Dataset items
((
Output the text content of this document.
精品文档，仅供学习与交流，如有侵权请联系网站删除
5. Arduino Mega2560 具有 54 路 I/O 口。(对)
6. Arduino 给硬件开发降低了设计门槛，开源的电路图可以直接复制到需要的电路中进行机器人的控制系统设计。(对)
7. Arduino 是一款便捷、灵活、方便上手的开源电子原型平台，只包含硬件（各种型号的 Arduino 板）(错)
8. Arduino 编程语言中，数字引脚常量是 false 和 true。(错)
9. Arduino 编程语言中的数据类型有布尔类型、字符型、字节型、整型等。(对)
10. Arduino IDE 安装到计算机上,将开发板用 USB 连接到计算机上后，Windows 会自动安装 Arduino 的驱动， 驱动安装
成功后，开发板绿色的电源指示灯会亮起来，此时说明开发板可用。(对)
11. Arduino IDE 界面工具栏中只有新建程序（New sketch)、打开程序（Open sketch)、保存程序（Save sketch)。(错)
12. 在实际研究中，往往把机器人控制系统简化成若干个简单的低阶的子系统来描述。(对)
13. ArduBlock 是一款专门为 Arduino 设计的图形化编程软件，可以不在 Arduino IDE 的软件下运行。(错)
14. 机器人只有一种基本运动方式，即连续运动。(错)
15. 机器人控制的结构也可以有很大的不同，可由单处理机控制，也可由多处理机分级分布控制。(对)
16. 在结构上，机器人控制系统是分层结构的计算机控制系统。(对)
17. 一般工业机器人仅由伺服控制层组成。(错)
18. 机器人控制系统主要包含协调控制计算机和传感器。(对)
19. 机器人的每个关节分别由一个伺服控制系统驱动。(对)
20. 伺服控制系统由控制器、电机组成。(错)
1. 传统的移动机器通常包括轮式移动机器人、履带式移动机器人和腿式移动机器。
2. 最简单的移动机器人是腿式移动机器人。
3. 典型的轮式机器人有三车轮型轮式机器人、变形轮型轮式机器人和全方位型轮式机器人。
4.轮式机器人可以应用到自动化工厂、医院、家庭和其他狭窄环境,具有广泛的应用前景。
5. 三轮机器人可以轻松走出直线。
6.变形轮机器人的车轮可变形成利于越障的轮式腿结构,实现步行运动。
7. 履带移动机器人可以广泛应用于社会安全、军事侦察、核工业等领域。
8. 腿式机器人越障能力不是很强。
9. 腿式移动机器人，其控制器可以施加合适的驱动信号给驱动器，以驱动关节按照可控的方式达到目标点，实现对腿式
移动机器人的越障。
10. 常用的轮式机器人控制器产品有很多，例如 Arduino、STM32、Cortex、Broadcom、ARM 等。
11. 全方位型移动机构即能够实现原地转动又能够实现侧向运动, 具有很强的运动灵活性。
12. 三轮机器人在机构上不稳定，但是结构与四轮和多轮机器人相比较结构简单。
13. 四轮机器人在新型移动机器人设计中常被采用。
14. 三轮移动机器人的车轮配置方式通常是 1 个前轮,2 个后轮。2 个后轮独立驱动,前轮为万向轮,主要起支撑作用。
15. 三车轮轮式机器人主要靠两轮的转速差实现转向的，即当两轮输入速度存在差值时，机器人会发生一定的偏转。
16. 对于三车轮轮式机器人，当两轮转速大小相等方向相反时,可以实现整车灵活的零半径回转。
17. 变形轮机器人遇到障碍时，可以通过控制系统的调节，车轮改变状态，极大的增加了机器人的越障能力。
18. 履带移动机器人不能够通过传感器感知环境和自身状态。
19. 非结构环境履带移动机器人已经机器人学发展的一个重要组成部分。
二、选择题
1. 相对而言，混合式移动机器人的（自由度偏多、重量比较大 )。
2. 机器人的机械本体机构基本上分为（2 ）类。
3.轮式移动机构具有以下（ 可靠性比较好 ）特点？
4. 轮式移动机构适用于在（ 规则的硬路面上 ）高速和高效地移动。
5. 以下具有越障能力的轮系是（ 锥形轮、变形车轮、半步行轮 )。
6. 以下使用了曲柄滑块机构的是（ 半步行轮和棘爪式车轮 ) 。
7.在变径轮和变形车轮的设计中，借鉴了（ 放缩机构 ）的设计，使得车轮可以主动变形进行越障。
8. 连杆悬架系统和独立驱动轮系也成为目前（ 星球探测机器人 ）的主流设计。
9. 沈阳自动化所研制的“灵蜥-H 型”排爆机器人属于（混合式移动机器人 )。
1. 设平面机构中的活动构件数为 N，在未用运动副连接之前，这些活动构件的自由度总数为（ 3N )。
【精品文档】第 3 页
))
Written task :: Give the complete listing a second time, exactly as it reads.

The completed task ::
Output the text content of this document.
精品文档，仅供学习与交流，如有侵权请联系网站删除
5. Arduino Mega2560 具有 54 路 I/O 口。(对)
6. Arduino 给硬件开发降低了设计门槛，开源的电路图可以直接复制到需要的电路中进行机器人的控制系统设计。(对)
7. Arduino 是一款便捷、灵活、方便上手的开源电子原型平台，只包含硬件（各种型号的 Arduino 板）(错)
8. Arduino 编程语言中，数字引脚常量是 false 和 true。(错)
9. Arduino 编程语言中的数据类型有布尔类型、字符型、字节型、整型等。(对)
10. Arduino IDE 安装到计算机上,将开发板用 USB 连接到计算机上后，Windows 会自动安装 Arduino 的驱动， 驱动安装
成功后，开发板绿色的电源指示灯会亮起来，此时说明开发板可用。(对)
11. Arduino IDE 界面工具栏中只有新建程序（New sketch)、打开程序（Open sketch)、保存程序（Save sketch)。(错)
12. 在实际研究中，往往把机器人控制系统简化成若干个简单的低阶的子系统来描述。(对)
13. ArduBlock 是一款专门为 Arduino 设计的图形化编程软件，可以不在 Arduino IDE 的软件下运行。(错)
14. 机器人只有一种基本运动方式，即连续运动。(错)
15. 机器人控制的结构也可以有很大的不同，可由单处理机控制，也可由多处理机分级分布控制。(对)
16. 在结构上，机器人控制系统是分层结构的计算机控制系统。(对)
17. 一般工业机器人仅由伺服控制层组成。(错)
18. 机器人控制系统主要包含协调控制计算机和传感器。(对)
19. 机器人的每个关节分别由一个伺服控制系统驱动。(对)
20. 伺服控制系统由控制器、电机组成。(错)
1. 传统的移动机器通常包括轮式移动机器人、履带式移动机器人和腿式移动机器。
2. 最简单的移动机器人是腿式移动机器人。
3. 典型的轮式机器人有三车轮型轮式机器人、变形轮型轮式机器人和全方位型轮式机器人。
4.轮式机器人可以应用到自动化工厂、医院、家庭和其他狭窄环境,具有广泛的应用前景。
5. 三轮机器人可以轻松走出直线。
6.变形轮机器人的车轮可变形成利于越障的轮式腿结构,实现步行运动。
7. 履带移动机器人可以广泛应用于社会安全、军事侦察、核工业等领域。
8. 腿式机器人越障能力不是很强。
9. 腿式移动机器人，其控制器可以施加合适的驱动信号给驱动器，以驱动关节按照可控的方式达到目标点，实现对腿式
移动机器人的越障。
10. 常用的轮式机器人控制器产品有很多，例如 Arduino、STM32、Cortex、Broadcom、ARM 等。
11. 全方位型移动机构即能够实现原地转动又能够实现侧向运动, 具有很强的运动灵活性。
12. 三轮机器人在机构上不稳定，但是结构与四轮和多轮机器人相比较结构简单。
13. 四轮机器人在新型移动机器人设计中常被采用。
14. 三轮移动机器人的车轮配置方式通常是 1 个前轮,2 个后轮。2 个后轮独立驱动,前轮为万向轮,主要起支撑作用。
15. 三车轮轮式机器人主要靠两轮的转速差实现转向的，即当两轮输入速度存在差值时，机器人会发生一定的偏转。
16. 对于三车轮轮式机器人，当两轮转速大小相等方向相反时,可以实现整车灵活的零半径回转。
17. 变形轮机器人遇到障碍时，可以通过控制系统的调节，车轮改变状态，极大的增加了机器人的越障能力。
18. 履带移动机器人不能够通过传感器感知环境和自身状态。
19. 非结构环境履带移动机器人已经机器人学发展的一个重要组成部分。
二、选择题
1. 相对而言，混合式移动机器人的（自由度偏多、重量比较大 )。
2. 机器人的机械本体机构基本上分为（2 ）类。
3.轮式移动机构具有以下（ 可靠性比较好 ）特点？
4. 轮式移动机构适用于在（ 规则的硬路面上 ）高速和高效地移动。
5. 以下具有越障能力的轮系是（ 锥形轮、变形车轮、半步行轮 )。
6. 以下使用了曲柄滑块机构的是（ 半步行轮和棘爪式车轮 ) 。
7.在变径轮和变形车轮的设计中，借鉴了（ 放缩机构 ）的设计，使得车轮可以主动变形进行越障。
8. 连杆悬架系统和独立驱动轮系也成为目前（ 星球探测机器人 ）的主流设计。
9. 沈阳自动化所研制的“灵蜥-H 型”排爆机器人属于（混合式移动机器人 )。
1. 设平面机构中的活动构件数为 N，在未用运动副连接之前，这些活动构件的自由度总数为（ 3N )。
【精品文档】第 3 页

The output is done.